**What to do:** Return every record below exactly as written, but leave out the pictures.

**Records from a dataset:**
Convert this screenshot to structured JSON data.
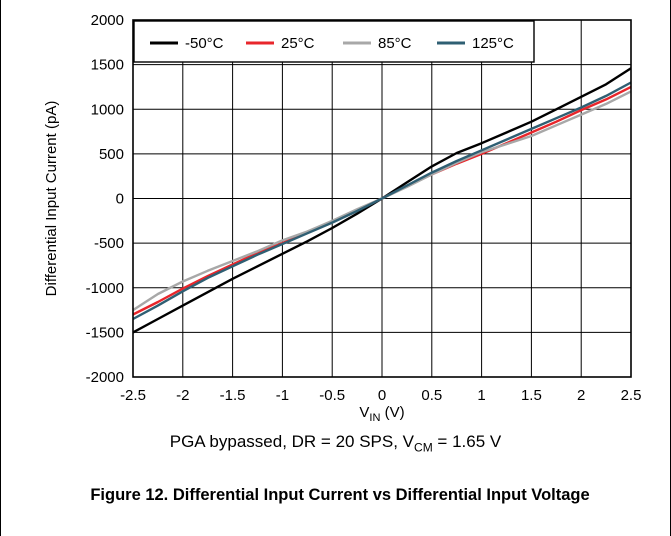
{
  "chart_data": {
    "type": "line",
    "xlabel": {
      "main": "V",
      "sub": "IN",
      "unit": " (V)"
    },
    "ylabel": "Differential Input Current (pA)",
    "xlim": [
      -2.5,
      2.5
    ],
    "ylim": [
      -2000,
      2000
    ],
    "x_ticks": [
      "-2.5",
      "-2",
      "-1.5",
      "-1",
      "-0.5",
      "0",
      "0.5",
      "1",
      "1.5",
      "2",
      "2.5"
    ],
    "y_ticks": [
      "2000",
      "1500",
      "1000",
      "500",
      "0",
      "-500",
      "-1000",
      "-1500",
      "-2000"
    ],
    "grid": true,
    "legend_position": "top",
    "series": [
      {
        "name": "-50°C",
        "color": "#000000",
        "x": [
          -2.5,
          -2.25,
          -2,
          -1.75,
          -1.5,
          -1.25,
          -1,
          -0.75,
          -0.5,
          -0.25,
          0,
          0.25,
          0.5,
          0.75,
          1,
          1.25,
          1.5,
          1.75,
          2,
          2.25,
          2.5
        ],
        "y": [
          -1500,
          -1350,
          -1200,
          -1050,
          -900,
          -760,
          -620,
          -480,
          -330,
          -170,
          0,
          180,
          360,
          510,
          620,
          740,
          860,
          1000,
          1140,
          1280,
          1460
        ]
      },
      {
        "name": "25°C",
        "color": "#e8262b",
        "x": [
          -2.5,
          -2.25,
          -2,
          -1.75,
          -1.5,
          -1.25,
          -1,
          -0.75,
          -0.5,
          -0.25,
          0,
          0.25,
          0.5,
          0.75,
          1,
          1.25,
          1.5,
          1.75,
          2,
          2.25,
          2.5
        ],
        "y": [
          -1300,
          -1160,
          -1010,
          -870,
          -740,
          -610,
          -500,
          -380,
          -260,
          -130,
          0,
          140,
          270,
          390,
          500,
          620,
          740,
          860,
          990,
          1110,
          1250
        ]
      },
      {
        "name": "85°C",
        "color": "#a8a8a8",
        "x": [
          -2.5,
          -2.25,
          -2,
          -1.75,
          -1.5,
          -1.25,
          -1,
          -0.75,
          -0.5,
          -0.25,
          0,
          0.25,
          0.5,
          0.75,
          1,
          1.25,
          1.5,
          1.75,
          2,
          2.25,
          2.5
        ],
        "y": [
          -1250,
          -1070,
          -930,
          -810,
          -700,
          -590,
          -470,
          -370,
          -250,
          -120,
          0,
          130,
          270,
          400,
          520,
          610,
          700,
          820,
          940,
          1060,
          1200
        ]
      },
      {
        "name": "125°C",
        "color": "#2f5f73",
        "x": [
          -2.5,
          -2.25,
          -2,
          -1.75,
          -1.5,
          -1.25,
          -1,
          -0.75,
          -0.5,
          -0.25,
          0,
          0.25,
          0.5,
          0.75,
          1,
          1.25,
          1.5,
          1.75,
          2,
          2.25,
          2.5
        ],
        "y": [
          -1350,
          -1200,
          -1040,
          -890,
          -760,
          -630,
          -510,
          -390,
          -270,
          -140,
          0,
          145,
          290,
          420,
          540,
          660,
          780,
          900,
          1020,
          1150,
          1300
        ]
      }
    ]
  },
  "caption": {
    "conditions_text": "PGA bypassed, DR = 20 SPS, V",
    "conditions_sub": "CM",
    "conditions_tail": " = 1.65 V",
    "figure_title": "Figure 12. Differential Input Current vs Differential Input Voltage"
  }
}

**Written response:**
Convert this screenshot to structured JSON data.
{
  "chart_data": {
    "type": "line",
    "xlabel": {
      "main": "V",
      "sub": "IN",
      "unit": " (V)"
    },
    "ylabel": "Differential Input Current (pA)",
    "xlim": [
      -2.5,
      2.5
    ],
    "ylim": [
      -2000,
      2000
    ],
    "x_ticks": [
      "-2.5",
      "-2",
      "-1.5",
      "-1",
      "-0.5",
      "0",
      "0.5",
      "1",
      "1.5",
      "2",
      "2.5"
    ],
    "y_ticks": [
      "2000",
      "1500",
      "1000",
      "500",
      "0",
      "-500",
      "-1000",
      "-1500",
      "-2000"
    ],
    "grid": true,
    "legend_position": "top",
    "series": [
      {
        "name": "-50°C",
        "color": "#000000",
        "x": [
          -2.5,
          -2.25,
          -2,
          -1.75,
          -1.5,
          -1.25,
          -1,
          -0.75,
          -0.5,
          -0.25,
          0,
          0.25,
          0.5,
          0.75,
          1,
          1.25,
          1.5,
          1.75,
          2,
          2.25,
          2.5
        ],
        "y": [
          -1500,
          -1350,
          -1200,
          -1050,
          -900,
          -760,
          -620,
          -480,
          -330,
          -170,
          0,
          180,
          360,
          510,
          620,
          740,
          860,
          1000,
          1140,
          1280,
          1460
        ]
      },
      {
        "name": "25°C",
        "color": "#e8262b",
        "x": [
          -2.5,
          -2.25,
          -2,
          -1.75,
          -1.5,
          -1.25,
          -1,
          -0.75,
          -0.5,
          -0.25,
          0,
          0.25,
          0.5,
          0.75,
          1,
          1.25,
          1.5,
          1.75,
          2,
          2.25,
          2.5
        ],
        "y": [
          -1300,
          -1160,
          -1010,
          -870,
          -740,
          -610,
          -500,
          -380,
          -260,
          -130,
          0,
          140,
          270,
          390,
          500,
          620,
          740,
          860,
          990,
          1110,
          1250
        ]
      },
      {
        "name": "85°C",
        "color": "#a8a8a8",
        "x": [
          -2.5,
          -2.25,
          -2,
          -1.75,
          -1.5,
          -1.25,
          -1,
          -0.75,
          -0.5,
          -0.25,
          0,
          0.25,
          0.5,
          0.75,
          1,
          1.25,
          1.5,
          1.75,
          2,
          2.25,
          2.5
        ],
        "y": [
          -1250,
          -1070,
          -930,
          -810,
          -700,
          -590,
          -470,
          -370,
          -250,
          -120,
          0,
          130,
          270,
          400,
          520,
          610,
          700,
          820,
          940,
          1060,
          1200
        ]
      },
      {
        "name": "125°C",
        "color": "#2f5f73",
        "x": [
          -2.5,
          -2.25,
          -2,
          -1.75,
          -1.5,
          -1.25,
          -1,
          -0.75,
          -0.5,
          -0.25,
          0,
          0.25,
          0.5,
          0.75,
          1,
          1.25,
          1.5,
          1.75,
          2,
          2.25,
          2.5
        ],
        "y": [
          -1350,
          -1200,
          -1040,
          -890,
          -760,
          -630,
          -510,
          -390,
          -270,
          -140,
          0,
          145,
          290,
          420,
          540,
          660,
          780,
          900,
          1020,
          1150,
          1300
        ]
      }
    ]
  },
  "caption": {
    "conditions_text": "PGA bypassed, DR = 20 SPS, V",
    "conditions_sub": "CM",
    "conditions_tail": " = 1.65 V",
    "figure_title": "Figure 12. Differential Input Current vs Differential Input Voltage"
  }
}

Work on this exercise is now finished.